Goal
In your copy, leave out the pictures and repeat the entries below exactly.

[Stored items]
--- begin ---
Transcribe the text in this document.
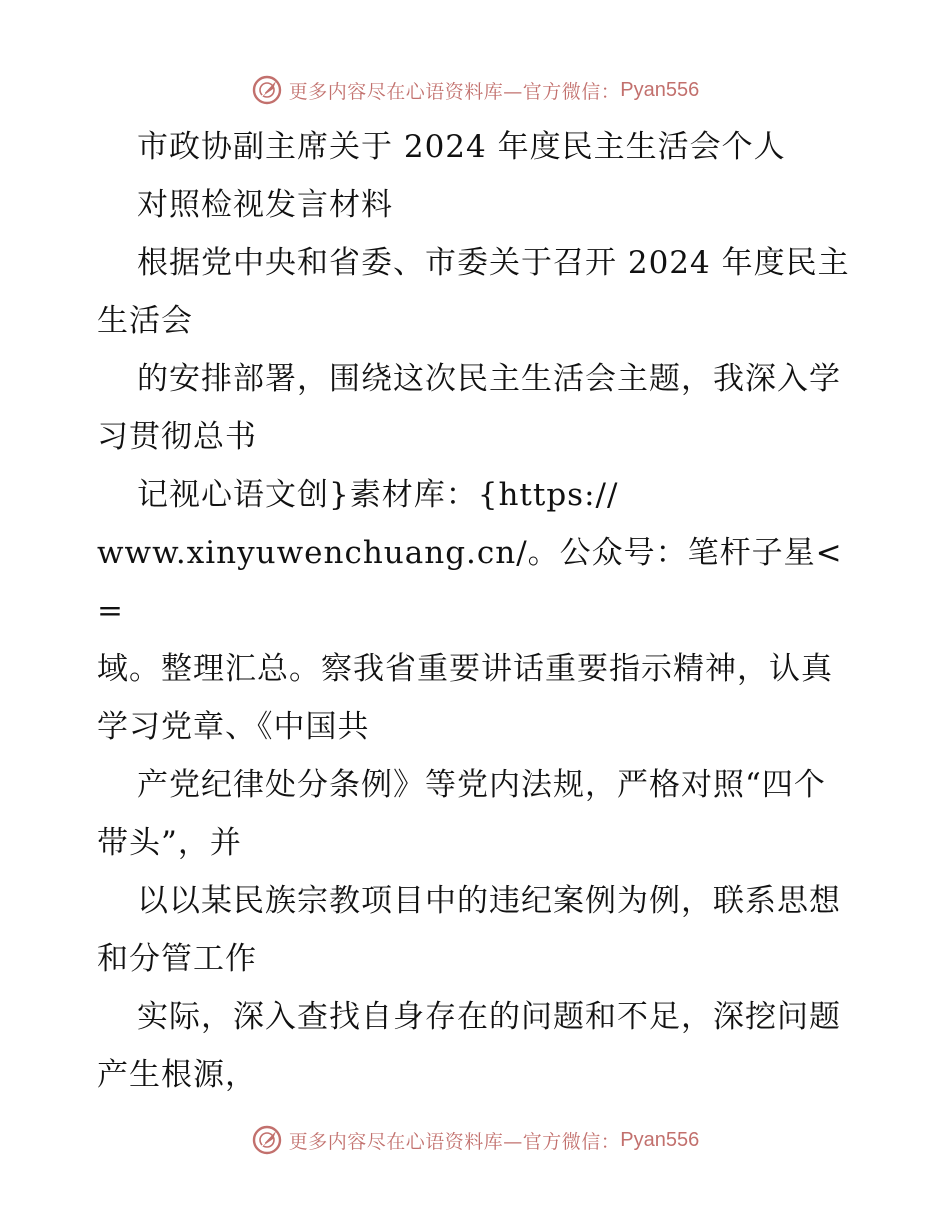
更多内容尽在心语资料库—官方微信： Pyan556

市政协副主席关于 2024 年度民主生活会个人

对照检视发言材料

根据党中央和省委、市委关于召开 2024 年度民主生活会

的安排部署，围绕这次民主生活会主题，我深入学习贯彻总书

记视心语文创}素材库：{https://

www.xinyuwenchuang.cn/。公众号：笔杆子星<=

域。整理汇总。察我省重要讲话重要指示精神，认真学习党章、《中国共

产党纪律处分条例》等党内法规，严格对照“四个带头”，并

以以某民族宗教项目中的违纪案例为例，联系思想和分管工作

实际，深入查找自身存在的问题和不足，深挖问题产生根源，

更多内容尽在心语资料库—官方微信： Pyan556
--- end ---
Finished exercise
Transcribe the text in this document.
更多内容尽在心语资料库—官方微信： Pyan556

市政协副主席关于 2024 年度民主生活会个人

对照检视发言材料

根据党中央和省委、市委关于召开 2024 年度民主生活会

的安排部署，围绕这次民主生活会主题，我深入学习贯彻总书

记视心语文创}素材库：{https://

www.xinyuwenchuang.cn/。公众号：笔杆子星<=

域。整理汇总。察我省重要讲话重要指示精神，认真学习党章、《中国共

产党纪律处分条例》等党内法规，严格对照“四个带头”，并

以以某民族宗教项目中的违纪案例为例，联系思想和分管工作

实际，深入查找自身存在的问题和不足，深挖问题产生根源，

更多内容尽在心语资料库—官方微信： Pyan556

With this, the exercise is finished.